Data listing
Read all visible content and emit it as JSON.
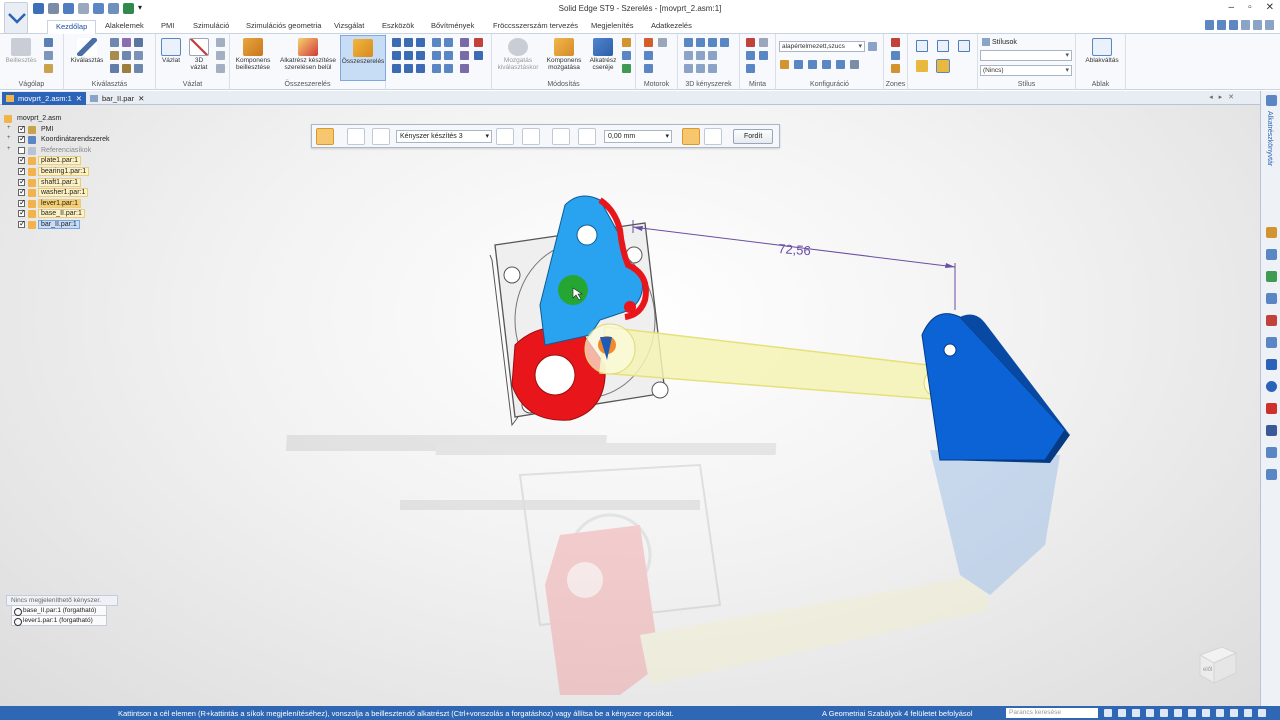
{
  "window": {
    "title": "Solid Edge ST9 - Szerelés - [movprt_2.asm:1]",
    "controls": [
      "–",
      "▫",
      "✕"
    ]
  },
  "ribbon_tabs": [
    "Kezdőlap",
    "Alakelemek",
    "PMI",
    "Szimuláció",
    "Szimulációs geometria",
    "Vizsgálat",
    "Eszközök",
    "Bővítmények",
    "Fröccsszerszám tervezés",
    "Megjelenítés",
    "Adatkezelés"
  ],
  "ribbon": {
    "groups": {
      "clipboard": "Vágólap",
      "select": "Kiválasztás",
      "sketch": "Vázlat",
      "assemble": "Összeszerelés",
      "modify": "Módosítás",
      "motors": "Motorok",
      "constraints3d": "3D kényszerek",
      "pattern": "Minta",
      "config": "Konfiguráció",
      "zones": "Zones",
      "style": "Stílus",
      "windows": "Ablak"
    },
    "buttons": {
      "paste": "Beillesztés",
      "select": "Kiválasztás",
      "sketch": "Vázlat",
      "sketch3d_1": "3D",
      "sketch3d_2": "vázlat",
      "place_comp_1": "Komponens",
      "place_comp_2": "beillesztése",
      "create_part_1": "Alkatrész készítése",
      "create_part_2": "szerelésen belül",
      "assemble": "Összeszerelés",
      "move_1": "Mozgatás",
      "move_2": "kiválasztáskor",
      "move_comp_1": "Komponens",
      "move_comp_2": "mozgatása",
      "replace_1": "Alkatrész",
      "replace_2": "cseréje",
      "switch_windows": "Ablakváltás"
    },
    "config_combo": "alapértelmezett,szucs",
    "style_label": "Stílusok",
    "style_combo": "(Nincs)"
  },
  "doc_tabs": [
    {
      "label": "movprt_2.asm:1",
      "close": "✕"
    },
    {
      "label": "bar_II.par",
      "close": "✕"
    }
  ],
  "doc_nav": "◂ ▸ ✕",
  "tree": {
    "root": "movprt_2.asm",
    "items": [
      {
        "label": "PMI",
        "checked": true
      },
      {
        "label": "Koordinátarendszerek",
        "checked": true
      },
      {
        "label": "Referenciasíkok",
        "checked": false
      },
      {
        "label": "plate1.par:1",
        "checked": true
      },
      {
        "label": "bearing1.par:1",
        "checked": true
      },
      {
        "label": "shaft1.par:1",
        "checked": true
      },
      {
        "label": "washer1.par:1",
        "checked": true
      },
      {
        "label": "lever1.par:1",
        "checked": true
      },
      {
        "label": "base_II.par:1",
        "checked": true
      },
      {
        "label": "bar_II.par:1",
        "checked": true
      }
    ]
  },
  "constraints_panel": {
    "header": "Nincs megjeleníthető kényszer.",
    "rows": [
      "base_II.par:1  (forgatható)",
      "lever1.par:1  (forgatható)"
    ]
  },
  "command_bar": {
    "relationship": "Kényszer készítés 3",
    "offset": "0,00 mm",
    "flip": "Fordít"
  },
  "dimension": "72,56",
  "viewcube": {
    "label": "elől"
  },
  "right_dock": {
    "label": "Alkatrészkönyvtár"
  },
  "status": {
    "prompt": "Kattintson a cél elemen (R+kattintás a síkok megjelenítéséhez), vonszolja a beillesztendő alkatrészt (Ctrl+vonszolás a forgatáshoz) vagy állítsa be a kényszer opciókat.",
    "rules": "A Geometriai Szabályok 4 felületet befolyásol",
    "search_placeholder": "Parancs keresése"
  },
  "colors": {
    "accent": "#2a63b7",
    "lever_red": "#e8151b",
    "lever_blue": "#29a3f0",
    "base_blue": "#0b63d6",
    "bar_yellow": "#f6f3b4"
  }
}
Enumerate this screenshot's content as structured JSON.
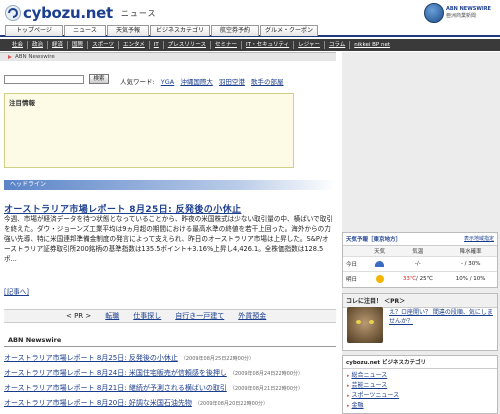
{
  "header": {
    "logo_text": "cybozu.net",
    "section": "ニュース",
    "badge_line1": "ABN NEWSWIRE",
    "badge_line2": "亜洲商業新聞"
  },
  "tabs": [
    "トップページ",
    "ニュース",
    "天気予報",
    "ビジネスカテゴリ",
    "航空券予約",
    "グルメ・クーポン"
  ],
  "subnav": [
    "社会",
    "政治",
    "経済",
    "国際",
    "スポーツ",
    "エンタメ",
    "IT",
    "プレスリリース",
    "セミナー",
    "IT・セキュリティ",
    "レジャー",
    "コラム",
    "nikkei BP net"
  ],
  "breadcrumb": {
    "label": "ABN Newswire"
  },
  "search": {
    "button": "検索",
    "popular_label": "人気ワード:",
    "keywords": [
      "YGA",
      "沖縄国際大",
      "羽田空港",
      "歌手の部屋"
    ]
  },
  "notice": {
    "title": "注目情報"
  },
  "headline_bar": "ヘッドライン",
  "article": {
    "title": "オーストラリア市場レポート 8月25日: 反発後の小休止",
    "body": "今週、市場が経済データを待つ状態となっていることから、昨夜の米国株式は少ない取引量の中、横ばいで取引を終えた。ダウ・ジョーンズ工業平均は9ヵ月超の期間における最高水準の終値を若干上回った。海外からの力強い先導、特に米国連邦準備金制度の発言によって支えられ、昨日のオーストラリア市場は上昇した。S&P/オーストラリア証券取引所200銘柄の基準指数は135.5ポイント+3.16%上昇し4,426.1。全株価指数は128.5ポ...",
    "more": "[記事へ]"
  },
  "related": {
    "pr": "< PR >",
    "links": [
      "転職",
      "仕事探し",
      "自行き一戸建て",
      "外貨預金"
    ]
  },
  "abn": {
    "title": "ABN Newswire",
    "items": [
      {
        "title": "オーストラリア市場レポート 8月25日: 反発後の小休止",
        "date": "（2009年08月25日22時00分）"
      },
      {
        "title": "オーストラリア市場レポート 8月24日: 米国住宅販売が信頼感を後押し",
        "date": "（2009年08月24日22時00分）"
      },
      {
        "title": "オーストラリア市場レポート 8月21日: 継続が予測される横ばいの取引",
        "date": "（2009年08月21日22時00分）"
      },
      {
        "title": "オーストラリア市場レポート 8月20日: 好調な米国石油先物",
        "date": "（2009年08月20日22時00分）"
      }
    ]
  },
  "weather": {
    "title": "天気予報［東京地方］",
    "link": "表示地域指定",
    "headers": [
      "",
      "天気",
      "気温",
      "降水確率"
    ],
    "rows": [
      {
        "day": "今日",
        "icon": "rain-icon",
        "temp_hi": "",
        "temp_lo": "-/-",
        "rain": "- / 30%"
      },
      {
        "day": "明日",
        "icon": "sun-icon",
        "temp_hi": "33℃",
        "temp_lo": "/ 25℃",
        "rain": "10% / 10%"
      }
    ]
  },
  "pr_box": {
    "title": "コレに注目！ ＜PR＞",
    "text": "え？ロ座開い？ 間違の段順、気にしませんか？"
  },
  "category": {
    "title": "cybozu.net ビジネスカテゴリ",
    "items": [
      "総合ニュース",
      "芸能ニュース",
      "スポーツニュース",
      "金融"
    ]
  },
  "colors": {
    "brand": "#1d3f8f",
    "nav_dark": "#3a3a3a",
    "headline": "#5a84c8",
    "sidebar": "#ececec"
  }
}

**Short exercise:** Across the data, tally the lines containing "content" and give back the number alone.

**Completed task:** 2